[Extracted records]

## Begin

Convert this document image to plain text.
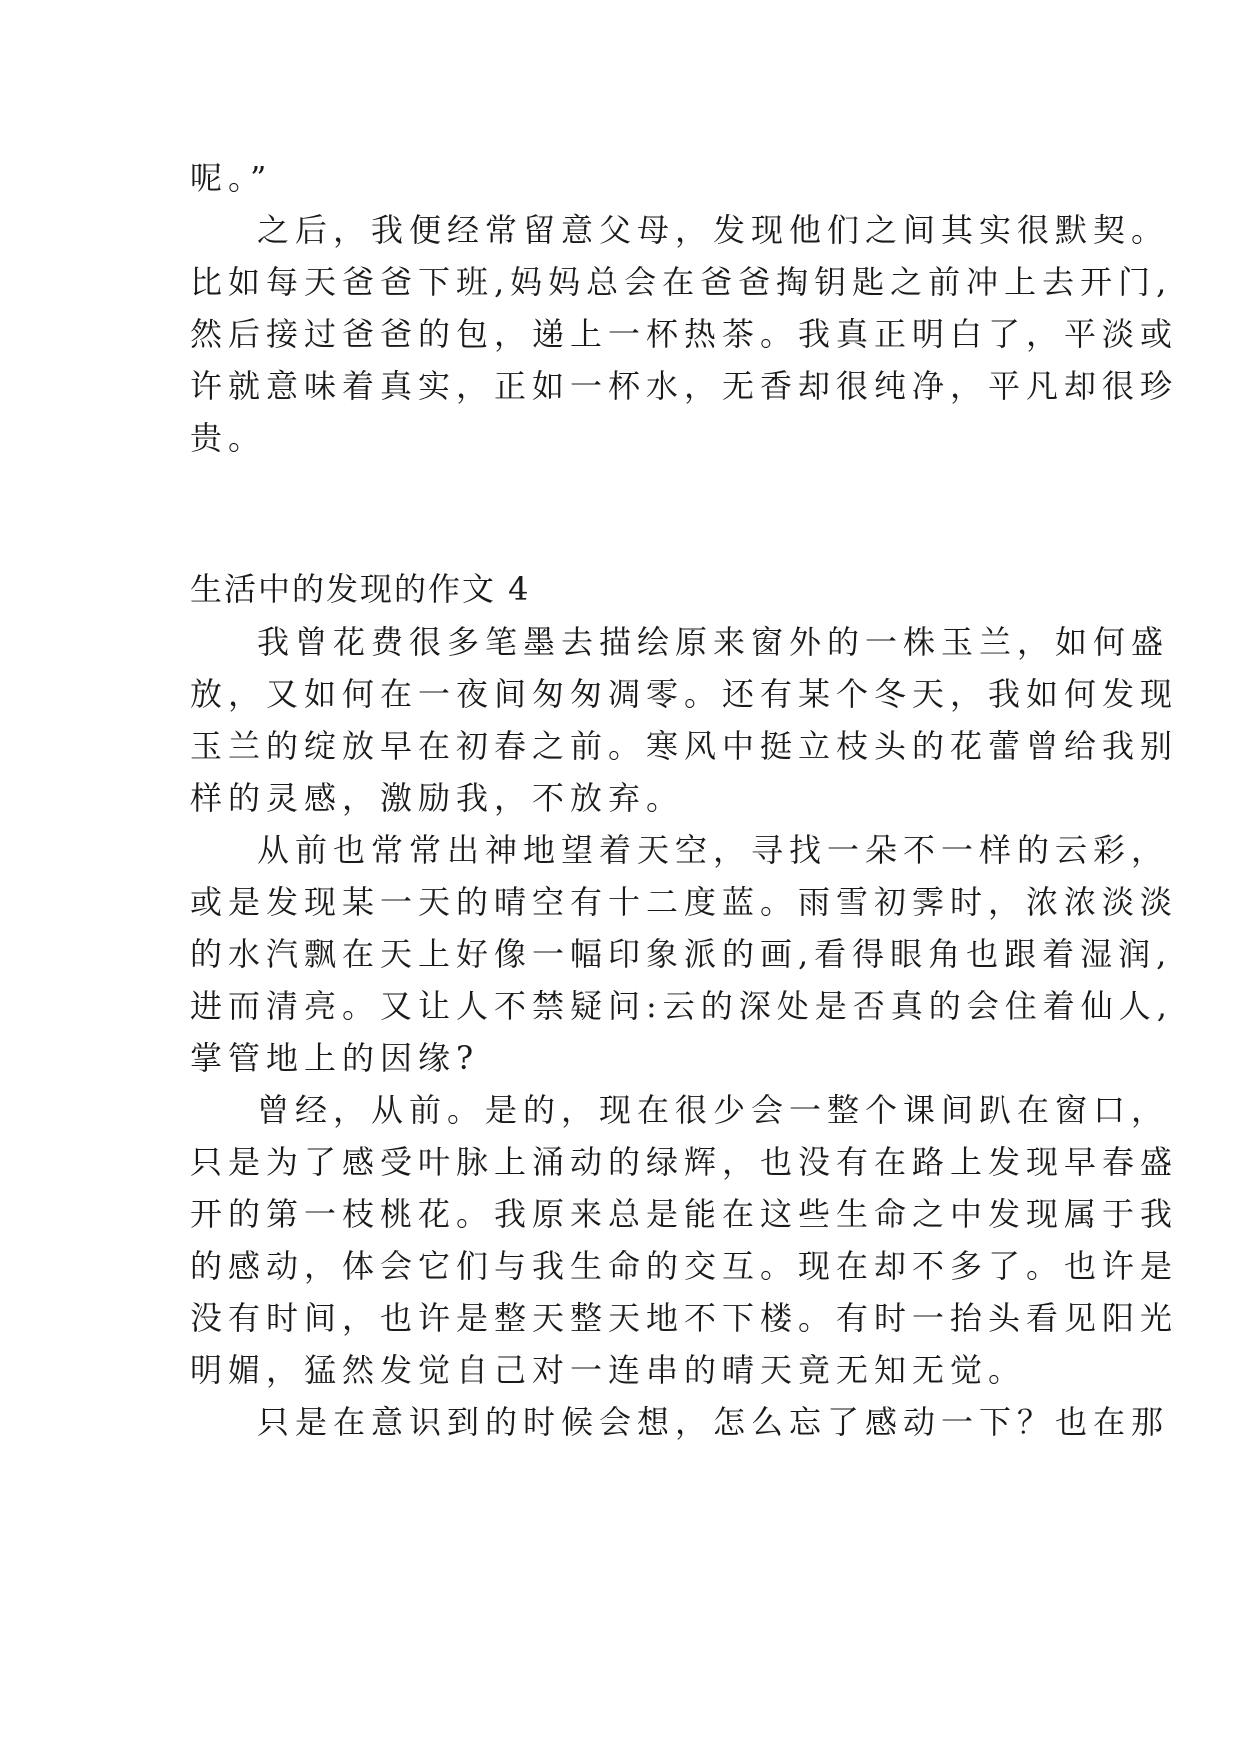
呢。”
之后，我便经常留意父母，发现他们之间其实很默契。
比如每天爸爸下班,妈妈总会在爸爸掏钥匙之前冲上去开门,
然后接过爸爸的包，递上一杯热茶。我真正明白了，平淡或
许就意味着真实，正如一杯水，无香却很纯净，平凡却很珍
贵。
生活中的发现的作文 4
我曾花费很多笔墨去描绘原来窗外的一株玉兰，如何盛
放，又如何在一夜间匆匆凋零。还有某个冬天，我如何发现
玉兰的绽放早在初春之前。寒风中挺立枝头的花蕾曾给我别
样的灵感，激励我，不放弃。
从前也常常出神地望着天空，寻找一朵不一样的云彩，
或是发现某一天的晴空有十二度蓝。雨雪初霁时，浓浓淡淡
的水汽飘在天上好像一幅印象派的画,看得眼角也跟着湿润,
进而清亮。又让人不禁疑问:云的深处是否真的会住着仙人,
掌管地上的因缘?
曾经，从前。是的，现在很少会一整个课间趴在窗口，
只是为了感受叶脉上涌动的绿辉，也没有在路上发现早春盛
开的第一枝桃花。我原来总是能在这些生命之中发现属于我
的感动，体会它们与我生命的交互。现在却不多了。也许是
没有时间，也许是整天整天地不下楼。有时一抬头看见阳光
明媚，猛然发觉自己对一连串的晴天竟无知无觉。
只是在意识到的时候会想，怎么忘了感动一下？也在那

## End

Repeat the material verbatim. Do not carry over any picture.

Convert this document image to plain text.
呢。”
之后，我便经常留意父母，发现他们之间其实很默契。
比如每天爸爸下班,妈妈总会在爸爸掏钥匙之前冲上去开门,
然后接过爸爸的包，递上一杯热茶。我真正明白了，平淡或
许就意味着真实，正如一杯水，无香却很纯净，平凡却很珍
贵。
生活中的发现的作文 4
我曾花费很多笔墨去描绘原来窗外的一株玉兰，如何盛
放，又如何在一夜间匆匆凋零。还有某个冬天，我如何发现
玉兰的绽放早在初春之前。寒风中挺立枝头的花蕾曾给我别
样的灵感，激励我，不放弃。
从前也常常出神地望着天空，寻找一朵不一样的云彩，
或是发现某一天的晴空有十二度蓝。雨雪初霁时，浓浓淡淡
的水汽飘在天上好像一幅印象派的画,看得眼角也跟着湿润,
进而清亮。又让人不禁疑问:云的深处是否真的会住着仙人,
掌管地上的因缘?
曾经，从前。是的，现在很少会一整个课间趴在窗口，
只是为了感受叶脉上涌动的绿辉，也没有在路上发现早春盛
开的第一枝桃花。我原来总是能在这些生命之中发现属于我
的感动，体会它们与我生命的交互。现在却不多了。也许是
没有时间，也许是整天整天地不下楼。有时一抬头看见阳光
明媚，猛然发觉自己对一连串的晴天竟无知无觉。
只是在意识到的时候会想，怎么忘了感动一下？也在那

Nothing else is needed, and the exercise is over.